--- Supplied material ---

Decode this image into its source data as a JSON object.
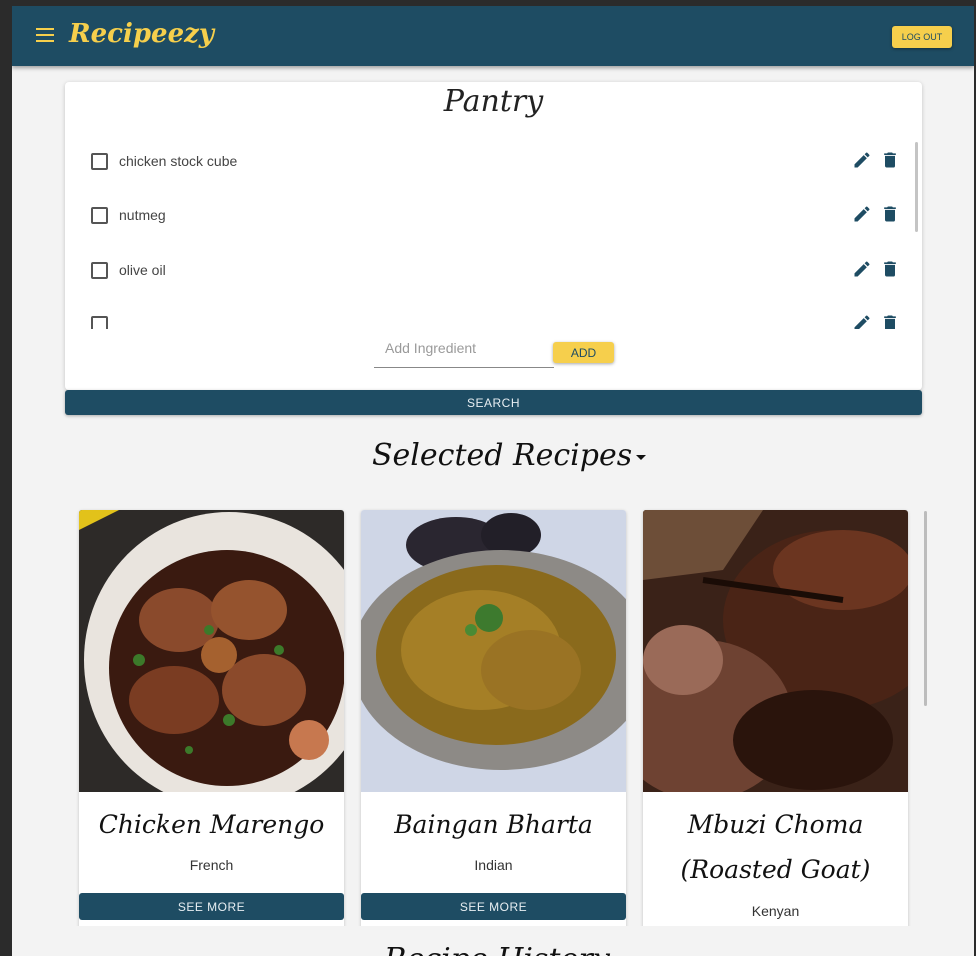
{
  "appbar": {
    "brand": "Recipeezy",
    "logout_label": "LOG OUT",
    "menu_icon": "menu-icon"
  },
  "pantry": {
    "title": "Pantry",
    "items": [
      {
        "label": "chicken stock cube",
        "checked": false
      },
      {
        "label": "nutmeg",
        "checked": false
      },
      {
        "label": "olive oil",
        "checked": false
      },
      {
        "label": "",
        "checked": false
      }
    ],
    "add_placeholder": "Add Ingredient",
    "add_label": "ADD",
    "search_label": "SEARCH"
  },
  "selected": {
    "title": "Selected Recipes",
    "recipes": [
      {
        "name": "Chicken Marengo",
        "cuisine": "French",
        "see_more": "SEE MORE"
      },
      {
        "name": "Baingan Bharta",
        "cuisine": "Indian",
        "see_more": "SEE MORE"
      },
      {
        "name": "Mbuzi Choma (Roasted Goat)",
        "cuisine": "Kenyan",
        "see_more": ""
      }
    ]
  },
  "next_section": {
    "title": "Recipe History"
  },
  "colors": {
    "primary": "#1e4c63",
    "accent": "#f6cf4c"
  }
}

---

Write out the full listing verbatim, excluding its pictures.

Decode this image into its source data as a JSON object.
{
  "appbar": {
    "brand": "Recipeezy",
    "logout_label": "LOG OUT",
    "menu_icon": "menu-icon"
  },
  "pantry": {
    "title": "Pantry",
    "items": [
      {
        "label": "chicken stock cube",
        "checked": false
      },
      {
        "label": "nutmeg",
        "checked": false
      },
      {
        "label": "olive oil",
        "checked": false
      },
      {
        "label": "",
        "checked": false
      }
    ],
    "add_placeholder": "Add Ingredient",
    "add_label": "ADD",
    "search_label": "SEARCH"
  },
  "selected": {
    "title": "Selected Recipes",
    "recipes": [
      {
        "name": "Chicken Marengo",
        "cuisine": "French",
        "see_more": "SEE MORE"
      },
      {
        "name": "Baingan Bharta",
        "cuisine": "Indian",
        "see_more": "SEE MORE"
      },
      {
        "name": "Mbuzi Choma (Roasted Goat)",
        "cuisine": "Kenyan",
        "see_more": ""
      }
    ]
  },
  "next_section": {
    "title": "Recipe History"
  },
  "colors": {
    "primary": "#1e4c63",
    "accent": "#f6cf4c"
  }
}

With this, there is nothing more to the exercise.